■ Written problem ■
Write out every record below exactly as it appears.

■ Dataset entries ■
START

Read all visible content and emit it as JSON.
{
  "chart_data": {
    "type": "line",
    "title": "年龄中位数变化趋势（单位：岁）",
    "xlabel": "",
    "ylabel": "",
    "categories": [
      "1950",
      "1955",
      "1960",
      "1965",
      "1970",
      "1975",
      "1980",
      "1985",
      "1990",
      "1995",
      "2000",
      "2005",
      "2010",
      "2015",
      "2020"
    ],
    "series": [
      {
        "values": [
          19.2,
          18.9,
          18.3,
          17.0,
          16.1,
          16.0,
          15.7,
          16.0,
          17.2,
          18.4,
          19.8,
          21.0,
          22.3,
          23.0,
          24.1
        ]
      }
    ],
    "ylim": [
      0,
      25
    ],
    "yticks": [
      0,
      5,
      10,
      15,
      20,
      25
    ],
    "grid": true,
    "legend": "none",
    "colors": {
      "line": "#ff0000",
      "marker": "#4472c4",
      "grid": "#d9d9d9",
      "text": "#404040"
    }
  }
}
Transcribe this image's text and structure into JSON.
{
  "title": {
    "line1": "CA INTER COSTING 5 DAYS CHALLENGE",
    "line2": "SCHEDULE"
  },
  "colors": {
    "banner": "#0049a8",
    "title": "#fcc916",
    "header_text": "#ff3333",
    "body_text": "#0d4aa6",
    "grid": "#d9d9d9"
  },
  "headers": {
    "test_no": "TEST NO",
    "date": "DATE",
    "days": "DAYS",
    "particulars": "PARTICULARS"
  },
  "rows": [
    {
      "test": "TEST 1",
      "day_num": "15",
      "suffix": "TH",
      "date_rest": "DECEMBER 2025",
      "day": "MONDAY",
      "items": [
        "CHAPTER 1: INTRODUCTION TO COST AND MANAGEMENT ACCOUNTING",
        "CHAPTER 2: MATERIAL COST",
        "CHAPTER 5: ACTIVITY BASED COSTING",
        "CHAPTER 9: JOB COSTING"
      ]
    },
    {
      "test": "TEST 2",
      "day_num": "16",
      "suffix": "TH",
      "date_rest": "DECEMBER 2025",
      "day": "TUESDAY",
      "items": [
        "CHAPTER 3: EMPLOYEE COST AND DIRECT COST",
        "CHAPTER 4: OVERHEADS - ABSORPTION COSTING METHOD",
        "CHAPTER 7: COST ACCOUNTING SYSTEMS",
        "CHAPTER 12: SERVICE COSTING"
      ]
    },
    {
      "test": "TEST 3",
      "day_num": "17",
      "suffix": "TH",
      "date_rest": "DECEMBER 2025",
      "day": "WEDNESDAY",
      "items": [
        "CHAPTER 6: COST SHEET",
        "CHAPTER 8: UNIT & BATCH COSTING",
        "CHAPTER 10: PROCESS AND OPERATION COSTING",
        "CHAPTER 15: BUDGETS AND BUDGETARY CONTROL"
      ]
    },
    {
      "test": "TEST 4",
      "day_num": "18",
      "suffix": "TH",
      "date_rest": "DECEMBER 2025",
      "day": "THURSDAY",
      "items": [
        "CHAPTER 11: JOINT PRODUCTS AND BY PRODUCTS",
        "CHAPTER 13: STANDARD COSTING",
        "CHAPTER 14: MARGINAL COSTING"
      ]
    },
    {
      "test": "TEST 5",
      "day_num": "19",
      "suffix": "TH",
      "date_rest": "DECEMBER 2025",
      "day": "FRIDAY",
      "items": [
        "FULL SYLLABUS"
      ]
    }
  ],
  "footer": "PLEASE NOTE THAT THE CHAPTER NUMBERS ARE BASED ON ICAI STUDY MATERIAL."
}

END

■ Worked answer ■
Read all visible content and emit it as JSON.
{
  "chart_data": {
    "type": "line",
    "title": "年龄中位数变化趋势（单位：岁）",
    "xlabel": "",
    "ylabel": "",
    "categories": [
      "1950",
      "1955",
      "1960",
      "1965",
      "1970",
      "1975",
      "1980",
      "1985",
      "1990",
      "1995",
      "2000",
      "2005",
      "2010",
      "2015",
      "2020"
    ],
    "series": [
      {
        "values": [
          19.2,
          18.9,
          18.3,
          17.0,
          16.1,
          16.0,
          15.7,
          16.0,
          17.2,
          18.4,
          19.8,
          21.0,
          22.3,
          23.0,
          24.1
        ]
      }
    ],
    "ylim": [
      0,
      25
    ],
    "yticks": [
      0,
      5,
      10,
      15,
      20,
      25
    ],
    "grid": true,
    "legend": "none",
    "colors": {
      "line": "#ff0000",
      "marker": "#4472c4",
      "grid": "#d9d9d9",
      "text": "#404040"
    }
  }
}
Transcribe this image's text and structure into JSON.
{
  "title": {
    "line1": "CA INTER COSTING 5 DAYS CHALLENGE",
    "line2": "SCHEDULE"
  },
  "colors": {
    "banner": "#0049a8",
    "title": "#fcc916",
    "header_text": "#ff3333",
    "body_text": "#0d4aa6",
    "grid": "#d9d9d9"
  },
  "headers": {
    "test_no": "TEST NO",
    "date": "DATE",
    "days": "DAYS",
    "particulars": "PARTICULARS"
  },
  "rows": [
    {
      "test": "TEST 1",
      "day_num": "15",
      "suffix": "TH",
      "date_rest": "DECEMBER 2025",
      "day": "MONDAY",
      "items": [
        "CHAPTER 1: INTRODUCTION TO COST AND MANAGEMENT ACCOUNTING",
        "CHAPTER 2: MATERIAL COST",
        "CHAPTER 5: ACTIVITY BASED COSTING",
        "CHAPTER 9: JOB COSTING"
      ]
    },
    {
      "test": "TEST 2",
      "day_num": "16",
      "suffix": "TH",
      "date_rest": "DECEMBER 2025",
      "day": "TUESDAY",
      "items": [
        "CHAPTER 3: EMPLOYEE COST AND DIRECT COST",
        "CHAPTER 4: OVERHEADS - ABSORPTION COSTING METHOD",
        "CHAPTER 7: COST ACCOUNTING SYSTEMS",
        "CHAPTER 12: SERVICE COSTING"
      ]
    },
    {
      "test": "TEST 3",
      "day_num": "17",
      "suffix": "TH",
      "date_rest": "DECEMBER 2025",
      "day": "WEDNESDAY",
      "items": [
        "CHAPTER 6: COST SHEET",
        "CHAPTER 8: UNIT & BATCH COSTING",
        "CHAPTER 10: PROCESS AND OPERATION COSTING",
        "CHAPTER 15: BUDGETS AND BUDGETARY CONTROL"
      ]
    },
    {
      "test": "TEST 4",
      "day_num": "18",
      "suffix": "TH",
      "date_rest": "DECEMBER 2025",
      "day": "THURSDAY",
      "items": [
        "CHAPTER 11: JOINT PRODUCTS AND BY PRODUCTS",
        "CHAPTER 13: STANDARD COSTING",
        "CHAPTER 14: MARGINAL COSTING"
      ]
    },
    {
      "test": "TEST 5",
      "day_num": "19",
      "suffix": "TH",
      "date_rest": "DECEMBER 2025",
      "day": "FRIDAY",
      "items": [
        "FULL SYLLABUS"
      ]
    }
  ],
  "footer": "PLEASE NOTE THAT THE CHAPTER NUMBERS ARE BASED ON ICAI STUDY MATERIAL."
}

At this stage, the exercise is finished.